(WHAT IS EXPECTED): Search the material for the word "текста" and report each line where it turns up.

-.-.-

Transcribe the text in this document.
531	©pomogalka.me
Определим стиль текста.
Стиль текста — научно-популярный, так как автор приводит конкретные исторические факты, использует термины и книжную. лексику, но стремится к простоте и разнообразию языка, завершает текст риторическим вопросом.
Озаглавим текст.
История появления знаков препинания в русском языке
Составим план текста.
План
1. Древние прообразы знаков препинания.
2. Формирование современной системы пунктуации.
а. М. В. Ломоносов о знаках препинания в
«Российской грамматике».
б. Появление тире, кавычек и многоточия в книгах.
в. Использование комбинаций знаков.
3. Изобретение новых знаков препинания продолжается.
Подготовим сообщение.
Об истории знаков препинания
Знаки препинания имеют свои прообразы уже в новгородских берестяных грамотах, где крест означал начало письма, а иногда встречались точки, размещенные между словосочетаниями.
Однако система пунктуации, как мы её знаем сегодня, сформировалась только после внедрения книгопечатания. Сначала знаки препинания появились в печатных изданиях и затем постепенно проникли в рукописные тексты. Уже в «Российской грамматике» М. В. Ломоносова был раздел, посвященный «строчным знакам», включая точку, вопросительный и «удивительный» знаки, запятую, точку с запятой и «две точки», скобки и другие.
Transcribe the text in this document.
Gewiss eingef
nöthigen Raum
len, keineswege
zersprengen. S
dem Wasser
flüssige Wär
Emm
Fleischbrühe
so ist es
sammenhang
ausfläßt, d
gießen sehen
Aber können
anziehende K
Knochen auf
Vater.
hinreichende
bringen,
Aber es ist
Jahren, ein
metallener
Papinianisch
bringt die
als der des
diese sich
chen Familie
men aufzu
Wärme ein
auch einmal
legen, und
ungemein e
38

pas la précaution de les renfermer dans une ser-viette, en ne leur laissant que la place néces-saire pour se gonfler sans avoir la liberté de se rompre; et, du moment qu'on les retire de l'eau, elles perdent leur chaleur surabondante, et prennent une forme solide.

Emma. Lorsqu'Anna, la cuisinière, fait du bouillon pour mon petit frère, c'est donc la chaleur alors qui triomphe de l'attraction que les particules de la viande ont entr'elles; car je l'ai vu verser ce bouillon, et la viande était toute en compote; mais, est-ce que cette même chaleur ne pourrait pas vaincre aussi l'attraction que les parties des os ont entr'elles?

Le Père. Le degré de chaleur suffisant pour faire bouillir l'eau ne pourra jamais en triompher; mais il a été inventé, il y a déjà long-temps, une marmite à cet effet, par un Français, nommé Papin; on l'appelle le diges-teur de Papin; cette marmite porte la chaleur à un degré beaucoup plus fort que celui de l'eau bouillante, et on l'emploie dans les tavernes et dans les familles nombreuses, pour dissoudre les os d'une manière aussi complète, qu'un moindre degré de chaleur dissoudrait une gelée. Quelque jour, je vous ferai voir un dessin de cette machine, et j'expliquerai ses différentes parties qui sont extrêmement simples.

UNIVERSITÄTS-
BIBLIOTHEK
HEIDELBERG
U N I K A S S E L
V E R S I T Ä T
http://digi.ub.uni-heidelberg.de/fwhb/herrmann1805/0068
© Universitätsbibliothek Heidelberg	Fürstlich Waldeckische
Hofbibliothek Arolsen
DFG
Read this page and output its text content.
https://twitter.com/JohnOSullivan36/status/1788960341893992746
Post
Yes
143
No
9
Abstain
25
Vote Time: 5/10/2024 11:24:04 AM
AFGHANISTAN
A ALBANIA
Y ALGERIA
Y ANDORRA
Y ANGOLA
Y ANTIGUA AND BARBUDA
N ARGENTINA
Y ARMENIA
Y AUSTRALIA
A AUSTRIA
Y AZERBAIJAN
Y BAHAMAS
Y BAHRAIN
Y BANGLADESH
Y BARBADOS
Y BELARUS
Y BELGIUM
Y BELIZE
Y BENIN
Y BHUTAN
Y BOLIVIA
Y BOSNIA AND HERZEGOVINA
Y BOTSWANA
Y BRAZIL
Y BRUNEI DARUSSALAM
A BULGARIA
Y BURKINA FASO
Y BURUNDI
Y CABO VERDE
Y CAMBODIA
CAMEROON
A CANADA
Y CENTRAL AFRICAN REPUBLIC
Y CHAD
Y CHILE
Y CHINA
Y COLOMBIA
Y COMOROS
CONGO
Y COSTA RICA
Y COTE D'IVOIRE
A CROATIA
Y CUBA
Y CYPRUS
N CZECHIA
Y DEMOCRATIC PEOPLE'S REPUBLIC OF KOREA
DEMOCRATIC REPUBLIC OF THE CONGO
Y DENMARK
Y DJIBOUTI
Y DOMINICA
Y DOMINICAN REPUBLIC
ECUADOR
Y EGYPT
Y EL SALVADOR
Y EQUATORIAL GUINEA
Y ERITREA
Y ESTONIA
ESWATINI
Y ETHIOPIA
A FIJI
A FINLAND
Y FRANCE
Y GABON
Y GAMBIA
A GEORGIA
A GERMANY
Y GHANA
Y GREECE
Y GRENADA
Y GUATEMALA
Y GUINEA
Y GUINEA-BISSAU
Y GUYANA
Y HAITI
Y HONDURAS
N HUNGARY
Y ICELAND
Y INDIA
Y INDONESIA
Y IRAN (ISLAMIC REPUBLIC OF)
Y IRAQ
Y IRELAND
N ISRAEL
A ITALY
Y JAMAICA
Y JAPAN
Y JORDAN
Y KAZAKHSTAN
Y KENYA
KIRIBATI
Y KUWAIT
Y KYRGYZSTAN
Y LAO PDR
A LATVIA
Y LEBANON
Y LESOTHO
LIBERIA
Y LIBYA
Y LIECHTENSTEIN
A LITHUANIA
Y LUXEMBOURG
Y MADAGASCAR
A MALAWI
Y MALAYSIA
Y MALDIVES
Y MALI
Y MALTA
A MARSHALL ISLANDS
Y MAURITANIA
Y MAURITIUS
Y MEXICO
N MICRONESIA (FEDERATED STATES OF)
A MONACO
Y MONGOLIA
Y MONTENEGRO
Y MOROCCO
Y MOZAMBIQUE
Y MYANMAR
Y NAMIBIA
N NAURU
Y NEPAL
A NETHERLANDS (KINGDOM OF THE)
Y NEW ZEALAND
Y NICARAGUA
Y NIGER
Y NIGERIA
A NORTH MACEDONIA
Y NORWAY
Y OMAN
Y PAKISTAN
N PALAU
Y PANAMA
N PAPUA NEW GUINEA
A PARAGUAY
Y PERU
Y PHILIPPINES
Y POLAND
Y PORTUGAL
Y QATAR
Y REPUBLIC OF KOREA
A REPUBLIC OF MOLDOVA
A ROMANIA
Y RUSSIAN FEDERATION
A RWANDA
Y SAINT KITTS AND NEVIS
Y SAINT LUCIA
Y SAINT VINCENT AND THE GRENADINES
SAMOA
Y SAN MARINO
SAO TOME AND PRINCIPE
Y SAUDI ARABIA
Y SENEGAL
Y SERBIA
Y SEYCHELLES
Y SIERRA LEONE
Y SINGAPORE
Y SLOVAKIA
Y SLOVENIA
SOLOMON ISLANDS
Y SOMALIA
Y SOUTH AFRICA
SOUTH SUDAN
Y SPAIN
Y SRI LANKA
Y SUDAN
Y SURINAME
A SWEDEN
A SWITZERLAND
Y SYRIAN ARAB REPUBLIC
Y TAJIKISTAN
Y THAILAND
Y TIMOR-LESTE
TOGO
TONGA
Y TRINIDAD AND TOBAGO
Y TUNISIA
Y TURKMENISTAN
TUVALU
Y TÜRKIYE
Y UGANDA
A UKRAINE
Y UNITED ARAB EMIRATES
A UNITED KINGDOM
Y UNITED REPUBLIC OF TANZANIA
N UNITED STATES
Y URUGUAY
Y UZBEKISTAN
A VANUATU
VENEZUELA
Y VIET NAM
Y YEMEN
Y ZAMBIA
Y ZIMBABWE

-.-.-

(FINAL ANSWER):
Определим стиль текста.
Стиль текста — научно-популярный, так как автор приводит конкретные исторические факты, использует термины и книжную. лексику, но стремится к простоте и разнообразию языка, завершает текст риторическим вопросом.
Составим план текста.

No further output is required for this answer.